# [Data listing]
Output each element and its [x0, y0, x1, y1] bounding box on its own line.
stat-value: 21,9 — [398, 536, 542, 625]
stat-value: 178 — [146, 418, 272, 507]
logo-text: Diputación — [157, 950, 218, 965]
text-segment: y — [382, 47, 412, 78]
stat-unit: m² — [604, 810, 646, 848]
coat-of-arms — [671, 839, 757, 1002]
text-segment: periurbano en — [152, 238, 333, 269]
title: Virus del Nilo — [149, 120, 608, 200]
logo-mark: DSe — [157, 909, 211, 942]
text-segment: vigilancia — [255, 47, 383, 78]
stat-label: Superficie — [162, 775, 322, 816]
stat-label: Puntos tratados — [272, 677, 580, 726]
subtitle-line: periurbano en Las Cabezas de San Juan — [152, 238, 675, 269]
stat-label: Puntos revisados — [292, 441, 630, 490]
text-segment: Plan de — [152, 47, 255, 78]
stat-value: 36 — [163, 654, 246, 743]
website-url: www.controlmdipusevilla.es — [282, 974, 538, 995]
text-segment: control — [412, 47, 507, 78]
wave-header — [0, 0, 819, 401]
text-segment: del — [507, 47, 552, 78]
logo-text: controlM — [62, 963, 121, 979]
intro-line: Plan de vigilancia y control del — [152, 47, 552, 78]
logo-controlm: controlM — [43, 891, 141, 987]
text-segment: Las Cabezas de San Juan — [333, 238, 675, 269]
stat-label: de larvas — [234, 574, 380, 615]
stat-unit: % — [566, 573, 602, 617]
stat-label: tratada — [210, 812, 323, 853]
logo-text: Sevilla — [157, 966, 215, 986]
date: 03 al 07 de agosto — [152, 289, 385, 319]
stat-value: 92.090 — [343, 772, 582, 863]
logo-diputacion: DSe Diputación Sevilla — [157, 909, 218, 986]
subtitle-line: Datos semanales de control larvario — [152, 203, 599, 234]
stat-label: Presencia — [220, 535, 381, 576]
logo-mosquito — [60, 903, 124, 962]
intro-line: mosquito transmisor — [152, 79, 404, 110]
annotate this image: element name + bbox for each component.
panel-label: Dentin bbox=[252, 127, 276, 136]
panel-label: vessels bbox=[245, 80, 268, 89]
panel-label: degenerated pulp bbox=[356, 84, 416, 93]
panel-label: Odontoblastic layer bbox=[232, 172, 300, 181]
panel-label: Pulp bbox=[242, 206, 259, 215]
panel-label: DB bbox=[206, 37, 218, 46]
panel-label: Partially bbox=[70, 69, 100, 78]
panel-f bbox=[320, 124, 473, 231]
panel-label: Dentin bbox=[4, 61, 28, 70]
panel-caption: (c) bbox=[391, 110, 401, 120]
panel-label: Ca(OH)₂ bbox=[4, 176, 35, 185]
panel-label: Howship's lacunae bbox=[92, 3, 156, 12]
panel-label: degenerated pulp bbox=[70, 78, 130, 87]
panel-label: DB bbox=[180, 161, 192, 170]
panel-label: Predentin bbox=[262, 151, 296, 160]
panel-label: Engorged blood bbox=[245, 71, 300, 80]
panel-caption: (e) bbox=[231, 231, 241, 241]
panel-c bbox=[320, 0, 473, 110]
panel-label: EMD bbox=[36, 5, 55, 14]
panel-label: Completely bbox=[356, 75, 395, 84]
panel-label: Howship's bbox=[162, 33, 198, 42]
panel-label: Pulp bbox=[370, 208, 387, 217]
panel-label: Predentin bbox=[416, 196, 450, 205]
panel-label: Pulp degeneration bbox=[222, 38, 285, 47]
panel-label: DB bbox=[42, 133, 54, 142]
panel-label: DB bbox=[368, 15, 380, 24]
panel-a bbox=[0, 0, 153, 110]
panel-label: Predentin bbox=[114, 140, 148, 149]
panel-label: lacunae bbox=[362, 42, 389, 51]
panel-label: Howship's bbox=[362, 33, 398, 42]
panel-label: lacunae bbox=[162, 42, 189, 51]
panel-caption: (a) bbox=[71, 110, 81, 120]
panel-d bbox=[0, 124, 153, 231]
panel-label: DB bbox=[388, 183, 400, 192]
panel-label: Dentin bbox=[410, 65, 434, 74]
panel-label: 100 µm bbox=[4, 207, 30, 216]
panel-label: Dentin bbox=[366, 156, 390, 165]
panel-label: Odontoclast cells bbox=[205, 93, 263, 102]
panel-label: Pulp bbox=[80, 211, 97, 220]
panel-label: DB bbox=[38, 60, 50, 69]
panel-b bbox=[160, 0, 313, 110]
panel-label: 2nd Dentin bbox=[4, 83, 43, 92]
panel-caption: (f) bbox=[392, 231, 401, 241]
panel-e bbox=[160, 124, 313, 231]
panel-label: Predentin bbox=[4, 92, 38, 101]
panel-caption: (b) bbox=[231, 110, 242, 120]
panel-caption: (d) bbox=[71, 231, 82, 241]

# [Exercise]
Repeat the records verbatim, every one of them.

# [Your solution]
Output each element and its [x0, y0, x1, y1] bounding box on its own line.
stat-value: 21,9 — [398, 536, 542, 625]
stat-value: 178 — [146, 418, 272, 507]
logo-text: Diputación — [157, 950, 218, 965]
text-segment: y — [382, 47, 412, 78]
stat-unit: m² — [604, 810, 646, 848]
coat-of-arms — [671, 839, 757, 1002]
text-segment: periurbano en — [152, 238, 333, 269]
title: Virus del Nilo — [149, 120, 608, 200]
logo-mark: DSe — [157, 909, 211, 942]
text-segment: vigilancia — [255, 47, 383, 78]
stat-label: Superficie — [162, 775, 322, 816]
stat-label: Puntos tratados — [272, 677, 580, 726]
subtitle-line: periurbano en Las Cabezas de San Juan — [152, 238, 675, 269]
stat-label: Puntos revisados — [292, 441, 630, 490]
text-segment: Plan de — [152, 47, 255, 78]
stat-value: 36 — [163, 654, 246, 743]
website-url: www.controlmdipusevilla.es — [282, 974, 538, 995]
text-segment: control — [412, 47, 507, 78]
wave-header — [0, 0, 819, 401]
text-segment: del — [507, 47, 552, 78]
logo-text: controlM — [62, 963, 121, 979]
intro-line: Plan de vigilancia y control del — [152, 47, 552, 78]
logo-controlm: controlM — [43, 891, 141, 987]
text-segment: Las Cabezas de San Juan — [333, 238, 675, 269]
stat-label: de larvas — [234, 574, 380, 615]
stat-unit: % — [566, 573, 602, 617]
stat-label: tratada — [210, 812, 323, 853]
logo-text: Sevilla — [157, 966, 215, 986]
date: 03 al 07 de agosto — [152, 289, 385, 319]
stat-value: 92.090 — [343, 772, 582, 863]
logo-diputacion: DSe Diputación Sevilla — [157, 909, 218, 986]
subtitle-line: Datos semanales de control larvario — [152, 203, 599, 234]
stat-label: Presencia — [220, 535, 381, 576]
logo-mosquito — [60, 903, 124, 962]
intro-line: mosquito transmisor — [152, 79, 404, 110]
annotate this image: element name + bbox for each component.
panel-label: Dentin bbox=[252, 127, 276, 136]
panel-label: vessels bbox=[245, 80, 268, 89]
panel-label: degenerated pulp bbox=[356, 84, 416, 93]
panel-label: Odontoblastic layer bbox=[232, 172, 300, 181]
panel-label: Pulp bbox=[242, 206, 259, 215]
panel-label: DB bbox=[206, 37, 218, 46]
panel-label: Partially bbox=[70, 69, 100, 78]
panel-f bbox=[320, 124, 473, 231]
panel-label: Dentin bbox=[4, 61, 28, 70]
panel-caption: (c) bbox=[391, 110, 401, 120]
panel-label: Ca(OH)₂ bbox=[4, 176, 35, 185]
panel-label: Howship's lacunae bbox=[92, 3, 156, 12]
panel-label: degenerated pulp bbox=[70, 78, 130, 87]
panel-label: DB bbox=[180, 161, 192, 170]
panel-label: Predentin bbox=[262, 151, 296, 160]
panel-label: Engorged blood bbox=[245, 71, 300, 80]
panel-caption: (e) bbox=[231, 231, 241, 241]
panel-c bbox=[320, 0, 473, 110]
panel-label: EMD bbox=[36, 5, 55, 14]
panel-label: Completely bbox=[356, 75, 395, 84]
panel-label: Howship's bbox=[162, 33, 198, 42]
panel-label: Pulp bbox=[370, 208, 387, 217]
panel-label: Predentin bbox=[416, 196, 450, 205]
panel-label: Pulp degeneration bbox=[222, 38, 285, 47]
panel-label: DB bbox=[42, 133, 54, 142]
panel-label: DB bbox=[368, 15, 380, 24]
panel-a bbox=[0, 0, 153, 110]
panel-label: Predentin bbox=[114, 140, 148, 149]
panel-label: lacunae bbox=[362, 42, 389, 51]
panel-label: Howship's bbox=[362, 33, 398, 42]
panel-label: lacunae bbox=[162, 42, 189, 51]
panel-caption: (a) bbox=[71, 110, 81, 120]
panel-d bbox=[0, 124, 153, 231]
panel-label: DB bbox=[388, 183, 400, 192]
panel-label: Dentin bbox=[410, 65, 434, 74]
panel-label: 100 µm bbox=[4, 207, 30, 216]
panel-label: Dentin bbox=[366, 156, 390, 165]
panel-label: Odontoclast cells bbox=[205, 93, 263, 102]
panel-label: Pulp bbox=[80, 211, 97, 220]
panel-label: DB bbox=[38, 60, 50, 69]
panel-b bbox=[160, 0, 313, 110]
panel-label: 2nd Dentin bbox=[4, 83, 43, 92]
panel-caption: (f) bbox=[392, 231, 401, 241]
panel-e bbox=[160, 124, 313, 231]
panel-label: Predentin bbox=[4, 92, 38, 101]
panel-caption: (b) bbox=[231, 110, 242, 120]
panel-caption: (d) bbox=[71, 231, 82, 241]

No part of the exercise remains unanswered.